Recorded data
-- start --

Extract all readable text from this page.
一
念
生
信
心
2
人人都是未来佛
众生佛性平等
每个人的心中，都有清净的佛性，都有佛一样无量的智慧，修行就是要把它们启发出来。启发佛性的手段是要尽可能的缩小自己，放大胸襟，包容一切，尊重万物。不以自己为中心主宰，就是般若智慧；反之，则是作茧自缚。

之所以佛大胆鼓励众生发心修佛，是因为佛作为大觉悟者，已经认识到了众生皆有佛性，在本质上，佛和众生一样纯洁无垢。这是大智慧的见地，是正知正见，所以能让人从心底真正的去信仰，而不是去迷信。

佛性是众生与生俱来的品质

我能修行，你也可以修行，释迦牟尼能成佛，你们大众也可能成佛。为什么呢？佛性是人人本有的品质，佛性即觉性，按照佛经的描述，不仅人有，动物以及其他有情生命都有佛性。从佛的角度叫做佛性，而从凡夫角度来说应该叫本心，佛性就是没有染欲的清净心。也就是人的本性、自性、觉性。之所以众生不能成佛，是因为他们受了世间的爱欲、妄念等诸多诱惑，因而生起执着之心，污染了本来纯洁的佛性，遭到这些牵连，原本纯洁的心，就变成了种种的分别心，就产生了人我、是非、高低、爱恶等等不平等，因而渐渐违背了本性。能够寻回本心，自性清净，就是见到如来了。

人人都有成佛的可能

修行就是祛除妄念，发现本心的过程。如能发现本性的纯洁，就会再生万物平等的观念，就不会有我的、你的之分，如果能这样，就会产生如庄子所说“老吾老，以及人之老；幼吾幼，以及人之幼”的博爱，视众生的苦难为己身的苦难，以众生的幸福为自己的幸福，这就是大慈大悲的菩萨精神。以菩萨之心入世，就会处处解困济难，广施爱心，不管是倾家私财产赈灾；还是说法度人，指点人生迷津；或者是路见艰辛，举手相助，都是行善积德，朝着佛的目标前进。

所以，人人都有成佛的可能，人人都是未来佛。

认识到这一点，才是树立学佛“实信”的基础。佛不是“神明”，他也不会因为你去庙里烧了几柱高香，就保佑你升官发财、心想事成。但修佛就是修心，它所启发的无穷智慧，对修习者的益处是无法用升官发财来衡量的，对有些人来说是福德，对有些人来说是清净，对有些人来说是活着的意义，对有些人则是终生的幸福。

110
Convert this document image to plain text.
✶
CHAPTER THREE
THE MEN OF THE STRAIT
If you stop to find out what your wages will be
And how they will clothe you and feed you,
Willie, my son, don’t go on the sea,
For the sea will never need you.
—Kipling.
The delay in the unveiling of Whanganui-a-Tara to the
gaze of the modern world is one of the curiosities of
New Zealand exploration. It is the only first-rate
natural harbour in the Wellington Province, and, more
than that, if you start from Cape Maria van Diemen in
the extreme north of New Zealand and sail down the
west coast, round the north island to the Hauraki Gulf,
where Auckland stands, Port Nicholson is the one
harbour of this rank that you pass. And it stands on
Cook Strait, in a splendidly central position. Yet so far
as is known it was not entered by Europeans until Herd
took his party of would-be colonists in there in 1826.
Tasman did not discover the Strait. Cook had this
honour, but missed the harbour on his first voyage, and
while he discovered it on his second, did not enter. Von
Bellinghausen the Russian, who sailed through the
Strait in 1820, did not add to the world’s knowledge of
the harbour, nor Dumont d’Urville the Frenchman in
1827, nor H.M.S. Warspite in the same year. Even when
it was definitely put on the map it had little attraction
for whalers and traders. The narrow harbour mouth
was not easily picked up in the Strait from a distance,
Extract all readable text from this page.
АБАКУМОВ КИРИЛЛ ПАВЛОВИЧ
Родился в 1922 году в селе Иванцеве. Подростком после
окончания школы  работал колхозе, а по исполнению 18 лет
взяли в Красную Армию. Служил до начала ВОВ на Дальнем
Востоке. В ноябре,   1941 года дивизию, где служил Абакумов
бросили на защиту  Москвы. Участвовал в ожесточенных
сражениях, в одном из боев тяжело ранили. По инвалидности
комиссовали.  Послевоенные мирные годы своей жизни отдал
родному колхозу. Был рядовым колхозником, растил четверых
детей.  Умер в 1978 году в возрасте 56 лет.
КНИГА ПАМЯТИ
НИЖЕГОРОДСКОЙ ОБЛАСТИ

-- end --

Stated goal
Find all lines where the word "from" appears. Copy them.

Result for this exercise
Extract all readable text from this page.
than that, if you start from Cape Maria van Diemen in
was not easily picked up in the Strait from a distance,
Extract all readable text from this page.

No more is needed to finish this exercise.